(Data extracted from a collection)

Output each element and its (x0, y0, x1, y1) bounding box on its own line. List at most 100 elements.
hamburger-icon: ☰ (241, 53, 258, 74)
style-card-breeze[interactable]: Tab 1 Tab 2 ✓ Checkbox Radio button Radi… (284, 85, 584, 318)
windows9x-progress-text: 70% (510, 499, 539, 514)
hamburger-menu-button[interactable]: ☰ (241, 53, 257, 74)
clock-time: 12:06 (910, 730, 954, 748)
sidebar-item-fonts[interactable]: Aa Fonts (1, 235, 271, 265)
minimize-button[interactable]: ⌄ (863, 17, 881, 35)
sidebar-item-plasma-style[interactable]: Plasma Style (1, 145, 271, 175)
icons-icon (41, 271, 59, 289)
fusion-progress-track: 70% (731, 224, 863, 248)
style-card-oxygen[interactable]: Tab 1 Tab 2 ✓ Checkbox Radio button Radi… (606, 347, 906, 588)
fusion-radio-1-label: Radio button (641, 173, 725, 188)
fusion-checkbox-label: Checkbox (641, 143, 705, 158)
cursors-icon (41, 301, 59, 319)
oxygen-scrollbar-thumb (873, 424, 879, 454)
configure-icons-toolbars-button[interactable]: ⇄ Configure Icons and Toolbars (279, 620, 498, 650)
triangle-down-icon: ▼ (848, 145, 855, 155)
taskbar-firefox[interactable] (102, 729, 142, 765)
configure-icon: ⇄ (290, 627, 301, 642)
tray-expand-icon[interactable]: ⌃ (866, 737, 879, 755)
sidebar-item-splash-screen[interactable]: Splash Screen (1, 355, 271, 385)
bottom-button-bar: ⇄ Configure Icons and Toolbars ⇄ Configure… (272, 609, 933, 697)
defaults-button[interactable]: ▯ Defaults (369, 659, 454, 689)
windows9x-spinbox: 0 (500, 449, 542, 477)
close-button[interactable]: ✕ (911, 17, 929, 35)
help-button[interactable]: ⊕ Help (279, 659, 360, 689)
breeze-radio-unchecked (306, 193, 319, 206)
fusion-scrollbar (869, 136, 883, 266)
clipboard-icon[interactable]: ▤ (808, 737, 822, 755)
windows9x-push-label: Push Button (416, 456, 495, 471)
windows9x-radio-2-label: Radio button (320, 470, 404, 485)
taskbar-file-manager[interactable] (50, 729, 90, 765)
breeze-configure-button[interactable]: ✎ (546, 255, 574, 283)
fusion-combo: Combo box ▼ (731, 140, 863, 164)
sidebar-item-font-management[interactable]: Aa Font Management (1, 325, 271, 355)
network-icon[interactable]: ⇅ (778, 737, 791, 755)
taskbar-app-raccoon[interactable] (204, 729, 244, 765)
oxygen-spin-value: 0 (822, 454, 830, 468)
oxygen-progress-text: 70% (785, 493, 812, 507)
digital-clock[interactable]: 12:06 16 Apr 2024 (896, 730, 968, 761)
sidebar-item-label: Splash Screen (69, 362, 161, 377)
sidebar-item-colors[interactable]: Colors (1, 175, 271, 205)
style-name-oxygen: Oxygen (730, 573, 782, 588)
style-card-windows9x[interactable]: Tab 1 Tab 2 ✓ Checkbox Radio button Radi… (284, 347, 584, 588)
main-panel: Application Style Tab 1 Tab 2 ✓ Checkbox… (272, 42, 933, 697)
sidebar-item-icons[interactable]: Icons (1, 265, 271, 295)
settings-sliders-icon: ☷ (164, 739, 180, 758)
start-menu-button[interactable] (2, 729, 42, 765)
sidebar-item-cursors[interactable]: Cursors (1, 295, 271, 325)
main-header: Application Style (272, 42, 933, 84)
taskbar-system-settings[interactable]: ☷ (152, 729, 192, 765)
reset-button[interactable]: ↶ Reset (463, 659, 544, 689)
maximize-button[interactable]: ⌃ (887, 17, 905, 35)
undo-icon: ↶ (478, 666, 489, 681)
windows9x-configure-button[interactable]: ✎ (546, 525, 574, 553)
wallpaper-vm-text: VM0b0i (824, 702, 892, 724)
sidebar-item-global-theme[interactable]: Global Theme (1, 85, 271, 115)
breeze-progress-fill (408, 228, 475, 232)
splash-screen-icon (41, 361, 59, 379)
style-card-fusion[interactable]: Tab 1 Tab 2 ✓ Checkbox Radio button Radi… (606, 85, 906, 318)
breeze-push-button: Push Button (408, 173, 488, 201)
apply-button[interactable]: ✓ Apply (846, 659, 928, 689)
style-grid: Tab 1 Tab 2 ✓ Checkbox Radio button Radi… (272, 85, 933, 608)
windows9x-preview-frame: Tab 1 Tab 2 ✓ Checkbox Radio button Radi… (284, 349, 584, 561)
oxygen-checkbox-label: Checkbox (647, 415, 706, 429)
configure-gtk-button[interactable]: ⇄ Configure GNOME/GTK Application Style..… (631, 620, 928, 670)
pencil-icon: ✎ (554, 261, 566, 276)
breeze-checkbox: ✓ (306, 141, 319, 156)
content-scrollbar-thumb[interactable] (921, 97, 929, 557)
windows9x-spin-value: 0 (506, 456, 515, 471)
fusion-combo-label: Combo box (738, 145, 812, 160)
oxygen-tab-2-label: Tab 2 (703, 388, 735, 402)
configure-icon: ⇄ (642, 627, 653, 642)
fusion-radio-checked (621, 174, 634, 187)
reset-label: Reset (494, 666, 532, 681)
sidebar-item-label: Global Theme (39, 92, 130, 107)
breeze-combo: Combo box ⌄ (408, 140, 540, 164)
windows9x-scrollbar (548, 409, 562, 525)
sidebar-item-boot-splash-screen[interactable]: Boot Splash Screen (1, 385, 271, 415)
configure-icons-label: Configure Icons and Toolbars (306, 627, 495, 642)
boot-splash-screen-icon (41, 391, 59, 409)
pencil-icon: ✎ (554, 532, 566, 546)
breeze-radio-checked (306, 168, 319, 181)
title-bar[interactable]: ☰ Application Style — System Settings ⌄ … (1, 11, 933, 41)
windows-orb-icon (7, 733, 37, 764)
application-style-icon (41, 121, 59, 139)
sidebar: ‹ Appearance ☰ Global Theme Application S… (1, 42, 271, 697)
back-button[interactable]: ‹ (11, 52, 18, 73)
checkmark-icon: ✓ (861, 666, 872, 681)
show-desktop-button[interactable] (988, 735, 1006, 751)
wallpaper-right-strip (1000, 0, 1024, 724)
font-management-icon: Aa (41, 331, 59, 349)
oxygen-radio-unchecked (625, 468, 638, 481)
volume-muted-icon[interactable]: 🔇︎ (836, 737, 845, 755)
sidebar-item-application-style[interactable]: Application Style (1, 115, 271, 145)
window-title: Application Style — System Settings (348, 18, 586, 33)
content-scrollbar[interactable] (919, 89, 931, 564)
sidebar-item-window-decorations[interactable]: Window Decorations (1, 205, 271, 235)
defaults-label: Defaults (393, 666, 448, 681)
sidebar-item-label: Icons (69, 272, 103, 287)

What is required
Please copy, with no changes, the part of the items that runs from the very first line through the line containing "close-button[interactable]: ✕ (911, 17, 929, 35)", including both ends.

Answer in full
Output each element and its (x0, y0, x1, y1) bounding box on its own line. List at most 100 elements.
hamburger-icon: ☰ (241, 53, 258, 74)
style-card-breeze[interactable]: Tab 1 Tab 2 ✓ Checkbox Radio button Radi… (284, 85, 584, 318)
windows9x-progress-text: 70% (510, 499, 539, 514)
hamburger-menu-button[interactable]: ☰ (241, 53, 257, 74)
clock-time: 12:06 (910, 730, 954, 748)
sidebar-item-fonts[interactable]: Aa Fonts (1, 235, 271, 265)
minimize-button[interactable]: ⌄ (863, 17, 881, 35)
sidebar-item-plasma-style[interactable]: Plasma Style (1, 145, 271, 175)
icons-icon (41, 271, 59, 289)
fusion-progress-track: 70% (731, 224, 863, 248)
style-card-oxygen[interactable]: Tab 1 Tab 2 ✓ Checkbox Radio button Radi… (606, 347, 906, 588)
fusion-radio-1-label: Radio button (641, 173, 725, 188)
fusion-checkbox-label: Checkbox (641, 143, 705, 158)
cursors-icon (41, 301, 59, 319)
oxygen-scrollbar-thumb (873, 424, 879, 454)
configure-icons-toolbars-button[interactable]: ⇄ Configure Icons and Toolbars (279, 620, 498, 650)
triangle-down-icon: ▼ (848, 145, 855, 155)
taskbar-firefox[interactable] (102, 729, 142, 765)
configure-icon: ⇄ (290, 627, 301, 642)
tray-expand-icon[interactable]: ⌃ (866, 737, 879, 755)
sidebar-item-splash-screen[interactable]: Splash Screen (1, 355, 271, 385)
bottom-button-bar: ⇄ Configure Icons and Toolbars ⇄ Configure… (272, 609, 933, 697)
defaults-button[interactable]: ▯ Defaults (369, 659, 454, 689)
windows9x-spinbox: 0 (500, 449, 542, 477)
close-button[interactable]: ✕ (911, 17, 929, 35)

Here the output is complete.